Short problem 1 => Give the records as a Markdown table with the columns Row and Line, one row per line and blank lines omitted. Begin at the first line of the records and stop after the line that contains "piece-black-bishop[interactable]: ♝♗ <box>258".

━━━━━ Source text

That’s not the only incident like that. In fact my story would have been considerably more dull without them. I love Write or Die, there’s just something about knowing that I really have to write now and cannot pause to think that boosts your creativity. I used to think that I just shut down in situations like that, but the opposite is in fact the case, and I have learnt that if I just keep writing, I will most likely stumble across an idea. After all the subconsciousness is working like mad.

My goal now is to finish the story in January. Two weeks, plus a few days, and… I’m not sure how many words. Something between 10 and 30 000 words left, I think. But it might be as much as 50 000. I have after all not reached the ending yet. Character A needs to get to character B, and certain events need to happen before that can happen. Character C must come to the city where character D is, and before THAT the damn ball needs to be over with so that character D has the information she is supposed to have. Some angsting has to be done, and quite a few discussions and/or arguments, then Trap X must be set, and certain characters need to figure out that it might, just might, be an idea to actually work together, since they have a common cause and all. But that can’t be too easy. And then they actually have to do the thing that resolves the plot, which in itself should take at least 10 000 words, probably more. And they have to find the place/situation where it happens too.

Yep, I think I’m definitely looking at another 50k. Which is great, since I have something to work with. And… oooh, I just got another idea. The incident before MC1 and MC2 split up might in fact have been planned for quite a while. If some hints are dropped it might add some sorely needed tension to that section.

Anyway, if I get my quota done tomorrow as well I’ll have broken the 110k barrier, which is awesome (I’ve spent more time writing the last 20k than I did the 90k before though…). Things are always harder before you actually get started, so I think that it will be easier to get writing again tomorrow.

When it comes to other things, I have been doing lots of things I perhaps don’t have the time for, and have not been doing a lot of the things I should. For example I should have written the project plan for my PhD application, but I haven’t even started. I have thought about it, but no more than that. I should also have finished cleaning the apartment, which I stopped doing half-way through, and I should have started exercising, since I’m not sick anymore.

━━━━━━━━━━
━━━━━ The input

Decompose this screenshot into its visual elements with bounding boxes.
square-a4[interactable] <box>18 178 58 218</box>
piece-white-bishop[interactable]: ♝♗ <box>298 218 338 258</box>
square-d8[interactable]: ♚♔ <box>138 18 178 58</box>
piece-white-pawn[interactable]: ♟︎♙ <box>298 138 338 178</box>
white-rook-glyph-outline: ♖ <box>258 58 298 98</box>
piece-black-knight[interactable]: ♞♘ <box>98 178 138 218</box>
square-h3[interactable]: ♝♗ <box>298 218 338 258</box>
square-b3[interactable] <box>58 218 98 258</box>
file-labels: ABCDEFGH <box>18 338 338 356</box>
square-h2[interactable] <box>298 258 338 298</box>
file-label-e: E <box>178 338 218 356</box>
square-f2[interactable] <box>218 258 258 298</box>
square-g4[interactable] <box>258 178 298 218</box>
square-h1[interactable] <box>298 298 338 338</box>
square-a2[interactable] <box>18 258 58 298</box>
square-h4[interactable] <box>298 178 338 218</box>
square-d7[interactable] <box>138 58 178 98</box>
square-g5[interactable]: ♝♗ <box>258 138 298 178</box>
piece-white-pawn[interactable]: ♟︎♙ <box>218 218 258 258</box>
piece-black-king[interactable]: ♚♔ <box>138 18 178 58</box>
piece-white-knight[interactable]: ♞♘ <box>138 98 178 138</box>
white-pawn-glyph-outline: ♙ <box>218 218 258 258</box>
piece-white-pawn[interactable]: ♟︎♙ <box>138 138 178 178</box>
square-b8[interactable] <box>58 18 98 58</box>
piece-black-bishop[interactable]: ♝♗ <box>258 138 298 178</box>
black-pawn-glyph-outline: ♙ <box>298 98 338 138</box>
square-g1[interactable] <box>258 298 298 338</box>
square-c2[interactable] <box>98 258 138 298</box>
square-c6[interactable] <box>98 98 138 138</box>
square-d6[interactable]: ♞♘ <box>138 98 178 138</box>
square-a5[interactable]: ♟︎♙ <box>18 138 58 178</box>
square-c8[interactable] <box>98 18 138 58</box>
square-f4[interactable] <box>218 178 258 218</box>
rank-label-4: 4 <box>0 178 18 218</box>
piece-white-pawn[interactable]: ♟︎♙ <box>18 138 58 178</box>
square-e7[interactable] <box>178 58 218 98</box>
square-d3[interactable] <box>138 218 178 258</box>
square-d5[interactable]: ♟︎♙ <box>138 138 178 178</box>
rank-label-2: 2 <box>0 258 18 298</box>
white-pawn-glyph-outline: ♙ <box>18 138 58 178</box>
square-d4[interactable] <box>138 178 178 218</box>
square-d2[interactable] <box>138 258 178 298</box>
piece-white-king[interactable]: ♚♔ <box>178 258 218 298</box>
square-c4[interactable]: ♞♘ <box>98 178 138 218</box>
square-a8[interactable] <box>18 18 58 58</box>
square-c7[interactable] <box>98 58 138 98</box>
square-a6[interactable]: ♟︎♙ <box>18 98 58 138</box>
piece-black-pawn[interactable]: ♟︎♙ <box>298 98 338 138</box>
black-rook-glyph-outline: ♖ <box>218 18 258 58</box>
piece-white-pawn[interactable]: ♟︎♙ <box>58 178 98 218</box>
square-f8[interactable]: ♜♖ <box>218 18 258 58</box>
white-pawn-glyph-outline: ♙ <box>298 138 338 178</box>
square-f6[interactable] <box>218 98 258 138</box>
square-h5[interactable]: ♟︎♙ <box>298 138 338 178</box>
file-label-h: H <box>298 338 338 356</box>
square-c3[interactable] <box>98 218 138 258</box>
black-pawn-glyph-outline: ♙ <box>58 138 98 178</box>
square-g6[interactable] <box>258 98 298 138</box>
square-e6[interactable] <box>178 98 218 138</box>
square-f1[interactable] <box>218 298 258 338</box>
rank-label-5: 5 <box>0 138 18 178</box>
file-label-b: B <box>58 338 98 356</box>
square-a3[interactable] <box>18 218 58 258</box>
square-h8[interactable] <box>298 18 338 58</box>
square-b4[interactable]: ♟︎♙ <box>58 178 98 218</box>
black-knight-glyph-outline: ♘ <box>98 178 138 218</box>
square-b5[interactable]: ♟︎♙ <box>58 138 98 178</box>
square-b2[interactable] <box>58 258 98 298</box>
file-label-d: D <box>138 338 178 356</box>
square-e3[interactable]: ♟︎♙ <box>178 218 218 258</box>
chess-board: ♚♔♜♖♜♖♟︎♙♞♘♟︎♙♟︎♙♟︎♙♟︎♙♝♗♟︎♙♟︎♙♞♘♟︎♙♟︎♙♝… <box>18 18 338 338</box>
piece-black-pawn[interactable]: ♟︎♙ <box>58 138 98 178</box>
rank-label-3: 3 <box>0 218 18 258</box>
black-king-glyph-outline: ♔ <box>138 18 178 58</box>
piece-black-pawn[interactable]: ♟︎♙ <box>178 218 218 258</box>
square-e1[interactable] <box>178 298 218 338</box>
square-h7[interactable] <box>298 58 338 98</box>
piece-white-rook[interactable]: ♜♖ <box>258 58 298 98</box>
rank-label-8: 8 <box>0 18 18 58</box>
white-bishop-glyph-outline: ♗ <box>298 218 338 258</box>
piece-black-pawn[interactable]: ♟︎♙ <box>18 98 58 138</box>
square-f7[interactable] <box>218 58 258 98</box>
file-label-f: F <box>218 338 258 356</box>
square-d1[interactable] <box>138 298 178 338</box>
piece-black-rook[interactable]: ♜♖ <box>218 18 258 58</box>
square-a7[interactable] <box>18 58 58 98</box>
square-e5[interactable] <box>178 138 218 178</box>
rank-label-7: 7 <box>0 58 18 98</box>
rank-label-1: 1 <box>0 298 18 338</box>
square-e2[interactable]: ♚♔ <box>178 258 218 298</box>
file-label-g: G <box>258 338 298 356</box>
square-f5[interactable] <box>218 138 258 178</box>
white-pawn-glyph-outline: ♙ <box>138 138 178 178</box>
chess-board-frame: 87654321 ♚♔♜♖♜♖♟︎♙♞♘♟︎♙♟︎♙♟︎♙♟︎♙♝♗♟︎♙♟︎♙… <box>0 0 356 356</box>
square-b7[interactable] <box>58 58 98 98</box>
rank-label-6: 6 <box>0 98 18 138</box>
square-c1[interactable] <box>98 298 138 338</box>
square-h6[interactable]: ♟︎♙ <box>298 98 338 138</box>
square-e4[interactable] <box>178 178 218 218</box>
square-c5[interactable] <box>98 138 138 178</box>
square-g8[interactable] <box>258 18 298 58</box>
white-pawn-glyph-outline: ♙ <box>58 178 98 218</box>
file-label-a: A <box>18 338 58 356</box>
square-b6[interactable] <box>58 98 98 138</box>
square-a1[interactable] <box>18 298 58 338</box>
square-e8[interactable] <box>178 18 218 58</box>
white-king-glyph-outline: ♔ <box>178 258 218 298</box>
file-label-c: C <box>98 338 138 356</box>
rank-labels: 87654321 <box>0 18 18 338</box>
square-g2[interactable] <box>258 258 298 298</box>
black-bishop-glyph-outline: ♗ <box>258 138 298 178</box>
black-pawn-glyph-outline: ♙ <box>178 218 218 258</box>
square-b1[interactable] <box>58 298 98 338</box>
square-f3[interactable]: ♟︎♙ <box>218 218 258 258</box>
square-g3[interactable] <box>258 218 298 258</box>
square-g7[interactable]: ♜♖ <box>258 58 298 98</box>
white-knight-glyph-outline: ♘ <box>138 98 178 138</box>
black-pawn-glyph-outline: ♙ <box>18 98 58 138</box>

━━━━━━━━━━

Short problem 2 =>
Answer these questions from the post about writing the story:
(a) In which month does the writer plan to finish the story?
(b) Which word-count barrier will be broken if the writer finishes tomorrow's quota?
(c) What should the writer have written for the PhD application?

Written solution 1 =>
| Row | Line |
|---|---|
| 1 | Decompose this screenshot into its visual elements with bounding boxes. |
| 2 | square-a4[interactable] <box>18 178 58 218</box> |
| 3 | piece-white-bishop[interactable]: ♝♗ <box>298 218 338 258</box> |
| 4 | square-d8[interactable]: ♚♔ <box>138 18 178 58</box> |
| 5 | piece-white-pawn[interactable]: ♟︎♙ <box>298 138 338 178</box> |
| 6 | white-rook-glyph-outline: ♖ <box>258 58 298 98</box> |
| 7 | piece-black-knight[interactable]: ♞♘ <box>98 178 138 218</box> |
| 8 | square-h3[interactable]: ♝♗ <box>298 218 338 258</box> |
| 9 | square-b3[interactable] <box>58 218 98 258</box> |
| 10 | file-labels: ABCDEFGH <box>18 338 338 356</box> |
| 11 | square-h2[interactable] <box>298 258 338 298</box> |
| 12 | file-label-e: E <box>178 338 218 356</box> |
| 13 | square-f2[interactable] <box>218 258 258 298</box> |
| 14 | square-g4[interactable] <box>258 178 298 218</box> |
| 15 | square-h1[interactable] <box>298 298 338 338</box> |
| 16 | square-a2[interactable] <box>18 258 58 298</box> |
| 17 | square-h4[interactable] <box>298 178 338 218</box> |
| 18 | square-d7[interactable] <box>138 58 178 98</box> |
| 19 | square-g5[interactable]: ♝♗ <box>258 138 298 178</box> |
| 20 | piece-white-pawn[interactable]: ♟︎♙ <box>218 218 258 258</box> |
| 21 | piece-black-king[interactable]: ♚♔ <box>138 18 178 58</box> |
| 22 | piece-white-knight[interactable]: ♞♘ <box>138 98 178 138</box> |
| 23 | white-pawn-glyph-outline: ♙ <box>218 218 258 258</box> |
| 24 | piece-white-pawn[interactable]: ♟︎♙ <box>138 138 178 178</box> |
| 25 | square-b8[interactable] <box>58 18 98 58</box> |
| 26 | piece-black-bishop[interactable]: ♝♗ <box>258 138 298 178</box> |

Written solution 2 =>
(a) January
(b) The 110k barrier
(c) The project plan